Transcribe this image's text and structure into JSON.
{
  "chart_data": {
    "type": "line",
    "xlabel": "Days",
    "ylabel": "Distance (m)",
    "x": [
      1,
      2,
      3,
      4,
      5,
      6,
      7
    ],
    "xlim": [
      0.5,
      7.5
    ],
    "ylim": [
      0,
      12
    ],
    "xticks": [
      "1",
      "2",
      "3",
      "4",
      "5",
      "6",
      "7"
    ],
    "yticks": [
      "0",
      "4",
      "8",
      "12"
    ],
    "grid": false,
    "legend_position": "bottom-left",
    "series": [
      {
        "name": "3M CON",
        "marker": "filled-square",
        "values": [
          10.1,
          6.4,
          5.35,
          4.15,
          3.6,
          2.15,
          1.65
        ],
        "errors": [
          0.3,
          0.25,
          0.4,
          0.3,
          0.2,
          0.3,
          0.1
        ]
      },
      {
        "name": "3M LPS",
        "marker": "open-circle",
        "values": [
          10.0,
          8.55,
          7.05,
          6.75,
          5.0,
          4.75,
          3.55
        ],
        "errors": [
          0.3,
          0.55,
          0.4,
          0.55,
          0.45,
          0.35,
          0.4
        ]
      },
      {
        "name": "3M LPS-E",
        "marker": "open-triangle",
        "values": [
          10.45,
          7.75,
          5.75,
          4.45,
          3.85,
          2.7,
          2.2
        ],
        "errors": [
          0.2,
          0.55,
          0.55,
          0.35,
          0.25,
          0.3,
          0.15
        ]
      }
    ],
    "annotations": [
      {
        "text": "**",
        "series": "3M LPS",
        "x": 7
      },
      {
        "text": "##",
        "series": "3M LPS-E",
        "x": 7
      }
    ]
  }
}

Exercise instructions -> Copy every record above exactly as it appears.

Written answer ->
Transcribe this image's text and structure into JSON.
{
  "chart_data": {
    "type": "line",
    "xlabel": "Days",
    "ylabel": "Distance (m)",
    "x": [
      1,
      2,
      3,
      4,
      5,
      6,
      7
    ],
    "xlim": [
      0.5,
      7.5
    ],
    "ylim": [
      0,
      12
    ],
    "xticks": [
      "1",
      "2",
      "3",
      "4",
      "5",
      "6",
      "7"
    ],
    "yticks": [
      "0",
      "4",
      "8",
      "12"
    ],
    "grid": false,
    "legend_position": "bottom-left",
    "series": [
      {
        "name": "3M CON",
        "marker": "filled-square",
        "values": [
          10.1,
          6.4,
          5.35,
          4.15,
          3.6,
          2.15,
          1.65
        ],
        "errors": [
          0.3,
          0.25,
          0.4,
          0.3,
          0.2,
          0.3,
          0.1
        ]
      },
      {
        "name": "3M LPS",
        "marker": "open-circle",
        "values": [
          10.0,
          8.55,
          7.05,
          6.75,
          5.0,
          4.75,
          3.55
        ],
        "errors": [
          0.3,
          0.55,
          0.4,
          0.55,
          0.45,
          0.35,
          0.4
        ]
      },
      {
        "name": "3M LPS-E",
        "marker": "open-triangle",
        "values": [
          10.45,
          7.75,
          5.75,
          4.45,
          3.85,
          2.7,
          2.2
        ],
        "errors": [
          0.2,
          0.55,
          0.55,
          0.35,
          0.25,
          0.3,
          0.15
        ]
      }
    ],
    "annotations": [
      {
        "text": "**",
        "series": "3M LPS",
        "x": 7
      },
      {
        "text": "##",
        "series": "3M LPS-E",
        "x": 7
      }
    ]
  }
}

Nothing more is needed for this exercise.